--- Begin ---

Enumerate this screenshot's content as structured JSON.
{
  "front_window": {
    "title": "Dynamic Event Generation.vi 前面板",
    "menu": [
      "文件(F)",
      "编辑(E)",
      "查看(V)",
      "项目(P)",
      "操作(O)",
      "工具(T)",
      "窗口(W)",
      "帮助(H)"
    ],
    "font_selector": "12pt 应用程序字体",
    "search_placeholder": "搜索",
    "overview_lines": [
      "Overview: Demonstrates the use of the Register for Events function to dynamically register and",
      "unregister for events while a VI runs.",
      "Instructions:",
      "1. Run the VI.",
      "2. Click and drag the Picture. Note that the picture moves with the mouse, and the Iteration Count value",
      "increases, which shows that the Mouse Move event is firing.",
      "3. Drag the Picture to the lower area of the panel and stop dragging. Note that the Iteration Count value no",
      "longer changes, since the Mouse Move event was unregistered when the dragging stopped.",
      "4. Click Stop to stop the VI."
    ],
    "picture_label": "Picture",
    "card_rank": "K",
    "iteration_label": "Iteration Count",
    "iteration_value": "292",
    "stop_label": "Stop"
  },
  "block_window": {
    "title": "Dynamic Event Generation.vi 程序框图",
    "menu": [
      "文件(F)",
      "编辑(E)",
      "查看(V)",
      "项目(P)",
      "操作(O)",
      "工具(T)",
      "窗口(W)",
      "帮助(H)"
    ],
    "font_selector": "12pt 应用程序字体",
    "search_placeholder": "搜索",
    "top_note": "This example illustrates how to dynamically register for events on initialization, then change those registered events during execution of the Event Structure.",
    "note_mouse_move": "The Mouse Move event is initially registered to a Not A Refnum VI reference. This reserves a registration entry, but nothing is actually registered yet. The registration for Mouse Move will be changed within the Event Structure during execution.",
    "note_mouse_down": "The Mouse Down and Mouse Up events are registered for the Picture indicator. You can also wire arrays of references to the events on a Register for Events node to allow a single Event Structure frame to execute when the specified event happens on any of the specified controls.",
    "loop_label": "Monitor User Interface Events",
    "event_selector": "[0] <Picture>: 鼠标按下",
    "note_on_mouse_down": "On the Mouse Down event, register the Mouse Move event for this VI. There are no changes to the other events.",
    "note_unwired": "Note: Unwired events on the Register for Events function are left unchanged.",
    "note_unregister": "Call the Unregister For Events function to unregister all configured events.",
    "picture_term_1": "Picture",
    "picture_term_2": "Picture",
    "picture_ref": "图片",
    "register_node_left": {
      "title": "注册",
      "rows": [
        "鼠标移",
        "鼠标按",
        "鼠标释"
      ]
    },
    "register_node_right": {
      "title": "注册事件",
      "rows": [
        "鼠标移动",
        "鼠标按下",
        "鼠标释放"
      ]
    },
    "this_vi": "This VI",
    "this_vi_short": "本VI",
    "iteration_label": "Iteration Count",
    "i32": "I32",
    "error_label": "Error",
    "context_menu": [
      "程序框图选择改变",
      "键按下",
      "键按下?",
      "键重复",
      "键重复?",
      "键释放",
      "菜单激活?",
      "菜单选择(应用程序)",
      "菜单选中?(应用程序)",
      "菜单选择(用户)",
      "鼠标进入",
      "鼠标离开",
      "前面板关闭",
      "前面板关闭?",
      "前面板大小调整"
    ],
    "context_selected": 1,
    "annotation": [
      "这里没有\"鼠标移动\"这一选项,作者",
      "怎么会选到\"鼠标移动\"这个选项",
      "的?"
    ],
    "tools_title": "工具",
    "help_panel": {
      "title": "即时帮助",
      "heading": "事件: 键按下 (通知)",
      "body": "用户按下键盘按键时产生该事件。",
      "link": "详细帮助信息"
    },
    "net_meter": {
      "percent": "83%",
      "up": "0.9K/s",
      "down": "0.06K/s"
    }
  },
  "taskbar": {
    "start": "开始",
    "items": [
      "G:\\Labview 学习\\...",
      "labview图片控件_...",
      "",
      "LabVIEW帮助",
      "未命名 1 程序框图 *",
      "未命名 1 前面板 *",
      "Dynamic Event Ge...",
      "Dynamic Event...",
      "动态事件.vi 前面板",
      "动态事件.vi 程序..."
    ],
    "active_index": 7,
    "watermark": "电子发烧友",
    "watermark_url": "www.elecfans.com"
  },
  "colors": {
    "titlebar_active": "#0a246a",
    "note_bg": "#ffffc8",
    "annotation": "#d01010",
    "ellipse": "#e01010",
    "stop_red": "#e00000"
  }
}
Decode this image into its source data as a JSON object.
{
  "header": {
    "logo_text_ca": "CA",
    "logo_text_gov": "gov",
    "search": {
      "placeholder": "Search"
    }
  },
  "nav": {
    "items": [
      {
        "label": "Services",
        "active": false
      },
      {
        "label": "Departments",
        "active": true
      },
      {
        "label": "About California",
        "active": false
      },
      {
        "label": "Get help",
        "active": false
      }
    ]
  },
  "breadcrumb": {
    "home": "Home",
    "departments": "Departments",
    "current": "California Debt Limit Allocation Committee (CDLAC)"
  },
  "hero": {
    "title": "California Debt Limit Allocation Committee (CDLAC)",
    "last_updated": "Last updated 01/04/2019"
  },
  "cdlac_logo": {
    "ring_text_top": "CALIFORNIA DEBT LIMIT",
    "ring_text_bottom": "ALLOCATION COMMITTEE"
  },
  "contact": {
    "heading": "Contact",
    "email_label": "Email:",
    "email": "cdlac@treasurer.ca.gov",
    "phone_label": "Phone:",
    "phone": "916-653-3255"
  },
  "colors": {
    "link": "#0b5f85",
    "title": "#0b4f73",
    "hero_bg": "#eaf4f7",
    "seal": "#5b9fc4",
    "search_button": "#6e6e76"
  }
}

--- End ---

Among the lines of the data, identify those with the word "Departments". Copy each of them.

        "label": "Departments",
    "departments": "Departments",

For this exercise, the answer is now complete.